* What to produce
In the material below, list every line carrying the string "here".

* Records supplied
◇ ◇ ◇ ◇ ◇ ◇ ◇

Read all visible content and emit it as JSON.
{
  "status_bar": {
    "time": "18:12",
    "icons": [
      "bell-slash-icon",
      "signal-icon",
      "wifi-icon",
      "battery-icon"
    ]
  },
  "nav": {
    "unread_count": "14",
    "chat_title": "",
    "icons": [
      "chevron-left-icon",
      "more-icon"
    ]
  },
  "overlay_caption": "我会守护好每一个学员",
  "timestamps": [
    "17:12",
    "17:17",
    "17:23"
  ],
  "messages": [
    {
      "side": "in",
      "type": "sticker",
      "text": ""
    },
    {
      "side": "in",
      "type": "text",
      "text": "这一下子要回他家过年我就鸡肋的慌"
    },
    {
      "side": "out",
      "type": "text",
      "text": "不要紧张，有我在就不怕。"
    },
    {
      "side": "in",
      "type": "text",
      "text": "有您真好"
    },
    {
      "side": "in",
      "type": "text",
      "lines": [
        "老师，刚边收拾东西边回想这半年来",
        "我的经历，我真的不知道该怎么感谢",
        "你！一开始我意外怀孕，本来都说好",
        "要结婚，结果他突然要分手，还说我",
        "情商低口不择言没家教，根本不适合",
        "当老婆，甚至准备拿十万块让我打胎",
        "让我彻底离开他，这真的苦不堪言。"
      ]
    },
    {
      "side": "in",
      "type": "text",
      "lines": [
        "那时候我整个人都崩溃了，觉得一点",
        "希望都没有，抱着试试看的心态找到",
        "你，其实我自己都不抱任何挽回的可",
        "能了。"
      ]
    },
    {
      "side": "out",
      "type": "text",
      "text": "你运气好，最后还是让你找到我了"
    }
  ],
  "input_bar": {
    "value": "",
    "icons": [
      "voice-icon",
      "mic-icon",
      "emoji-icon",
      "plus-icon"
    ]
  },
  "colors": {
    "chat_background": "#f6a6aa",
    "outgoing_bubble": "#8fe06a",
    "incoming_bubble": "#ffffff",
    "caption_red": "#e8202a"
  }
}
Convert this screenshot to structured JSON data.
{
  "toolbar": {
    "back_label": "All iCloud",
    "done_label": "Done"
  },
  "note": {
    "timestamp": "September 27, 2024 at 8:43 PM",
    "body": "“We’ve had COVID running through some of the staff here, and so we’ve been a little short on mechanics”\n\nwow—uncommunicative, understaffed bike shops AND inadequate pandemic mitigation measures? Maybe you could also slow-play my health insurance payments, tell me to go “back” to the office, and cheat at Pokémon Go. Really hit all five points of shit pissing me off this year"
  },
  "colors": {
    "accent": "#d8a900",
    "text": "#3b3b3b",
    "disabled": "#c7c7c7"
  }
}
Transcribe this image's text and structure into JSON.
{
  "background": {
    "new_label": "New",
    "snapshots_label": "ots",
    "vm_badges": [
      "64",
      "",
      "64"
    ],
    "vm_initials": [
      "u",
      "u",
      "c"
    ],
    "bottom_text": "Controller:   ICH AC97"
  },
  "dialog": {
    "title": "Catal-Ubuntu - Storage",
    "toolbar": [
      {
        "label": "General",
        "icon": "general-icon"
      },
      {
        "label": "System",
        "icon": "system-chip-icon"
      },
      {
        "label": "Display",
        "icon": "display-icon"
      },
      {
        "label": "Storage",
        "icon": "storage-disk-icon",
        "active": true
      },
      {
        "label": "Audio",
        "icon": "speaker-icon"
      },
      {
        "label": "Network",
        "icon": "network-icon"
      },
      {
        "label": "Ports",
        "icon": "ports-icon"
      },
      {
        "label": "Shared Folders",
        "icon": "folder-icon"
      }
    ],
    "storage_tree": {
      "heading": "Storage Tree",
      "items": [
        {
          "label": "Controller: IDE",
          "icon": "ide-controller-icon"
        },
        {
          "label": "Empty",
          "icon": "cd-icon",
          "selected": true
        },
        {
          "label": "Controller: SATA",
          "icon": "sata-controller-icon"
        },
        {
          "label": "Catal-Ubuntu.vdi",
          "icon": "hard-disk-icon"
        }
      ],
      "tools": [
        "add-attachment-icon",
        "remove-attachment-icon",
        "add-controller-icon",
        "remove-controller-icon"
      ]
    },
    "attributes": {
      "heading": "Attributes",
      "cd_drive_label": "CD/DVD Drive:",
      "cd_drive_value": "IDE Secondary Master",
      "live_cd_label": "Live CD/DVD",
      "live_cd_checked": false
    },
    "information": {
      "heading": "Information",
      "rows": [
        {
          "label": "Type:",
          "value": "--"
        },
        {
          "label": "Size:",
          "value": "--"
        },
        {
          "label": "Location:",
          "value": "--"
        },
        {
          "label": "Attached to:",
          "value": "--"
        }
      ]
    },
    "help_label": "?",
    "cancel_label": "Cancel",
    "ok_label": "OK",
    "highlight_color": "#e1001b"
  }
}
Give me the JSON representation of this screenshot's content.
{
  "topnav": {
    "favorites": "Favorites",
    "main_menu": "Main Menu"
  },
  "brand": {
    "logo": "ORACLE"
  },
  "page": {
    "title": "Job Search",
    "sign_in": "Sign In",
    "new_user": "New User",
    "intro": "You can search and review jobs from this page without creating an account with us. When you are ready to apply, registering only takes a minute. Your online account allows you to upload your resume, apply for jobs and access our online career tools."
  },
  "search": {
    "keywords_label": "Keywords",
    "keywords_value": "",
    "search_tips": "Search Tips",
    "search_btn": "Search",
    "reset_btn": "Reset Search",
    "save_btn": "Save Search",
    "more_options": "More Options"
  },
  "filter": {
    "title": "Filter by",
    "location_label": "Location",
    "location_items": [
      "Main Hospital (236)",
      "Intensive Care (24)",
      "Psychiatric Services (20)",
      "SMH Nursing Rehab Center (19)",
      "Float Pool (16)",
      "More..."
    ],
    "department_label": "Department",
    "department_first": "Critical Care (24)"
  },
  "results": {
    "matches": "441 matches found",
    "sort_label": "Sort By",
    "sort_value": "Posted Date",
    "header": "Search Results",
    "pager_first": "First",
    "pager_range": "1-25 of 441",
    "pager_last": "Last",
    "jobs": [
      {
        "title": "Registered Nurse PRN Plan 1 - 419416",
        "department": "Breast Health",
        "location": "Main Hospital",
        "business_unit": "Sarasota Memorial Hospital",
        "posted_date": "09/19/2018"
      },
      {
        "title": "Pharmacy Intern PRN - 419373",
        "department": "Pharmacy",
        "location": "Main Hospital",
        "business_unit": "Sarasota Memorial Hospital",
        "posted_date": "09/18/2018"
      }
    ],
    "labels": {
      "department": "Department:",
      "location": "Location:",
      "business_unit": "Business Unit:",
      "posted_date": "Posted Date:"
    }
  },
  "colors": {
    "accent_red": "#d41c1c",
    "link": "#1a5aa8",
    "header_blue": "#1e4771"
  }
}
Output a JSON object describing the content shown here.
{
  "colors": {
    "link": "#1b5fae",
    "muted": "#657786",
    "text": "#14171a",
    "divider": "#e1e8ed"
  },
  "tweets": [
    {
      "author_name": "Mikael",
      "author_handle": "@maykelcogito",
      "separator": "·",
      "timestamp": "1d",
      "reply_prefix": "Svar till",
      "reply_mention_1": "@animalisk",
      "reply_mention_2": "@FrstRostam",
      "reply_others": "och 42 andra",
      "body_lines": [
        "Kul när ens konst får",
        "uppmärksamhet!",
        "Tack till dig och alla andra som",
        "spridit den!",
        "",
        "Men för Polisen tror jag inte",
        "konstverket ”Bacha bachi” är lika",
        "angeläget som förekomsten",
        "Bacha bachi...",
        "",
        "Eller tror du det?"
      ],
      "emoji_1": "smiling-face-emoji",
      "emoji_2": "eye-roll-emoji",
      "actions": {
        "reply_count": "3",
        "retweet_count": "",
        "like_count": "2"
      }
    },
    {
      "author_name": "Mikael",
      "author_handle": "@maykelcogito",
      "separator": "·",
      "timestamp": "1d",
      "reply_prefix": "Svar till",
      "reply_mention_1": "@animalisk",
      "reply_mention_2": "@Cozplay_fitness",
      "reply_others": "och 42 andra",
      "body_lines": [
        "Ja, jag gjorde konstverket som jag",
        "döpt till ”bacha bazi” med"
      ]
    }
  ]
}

◇ ◇ ◇ ◇ ◇ ◇ ◇

* Solution to this exercise
    "body": "“We’ve had COVID running through some of the staff here, and so we’ve been a little short on mechanics”\n\nwow—uncommunicative, understaffed bike shops AND inadequate pandemic mitigation measures? Maybe you could also slow-play my health insurance payments, tell me to go “back” to the office, and cheat at Pokémon Go. Really hit all five points of shit pissing me off this year"
Output a JSON object describing the content shown here.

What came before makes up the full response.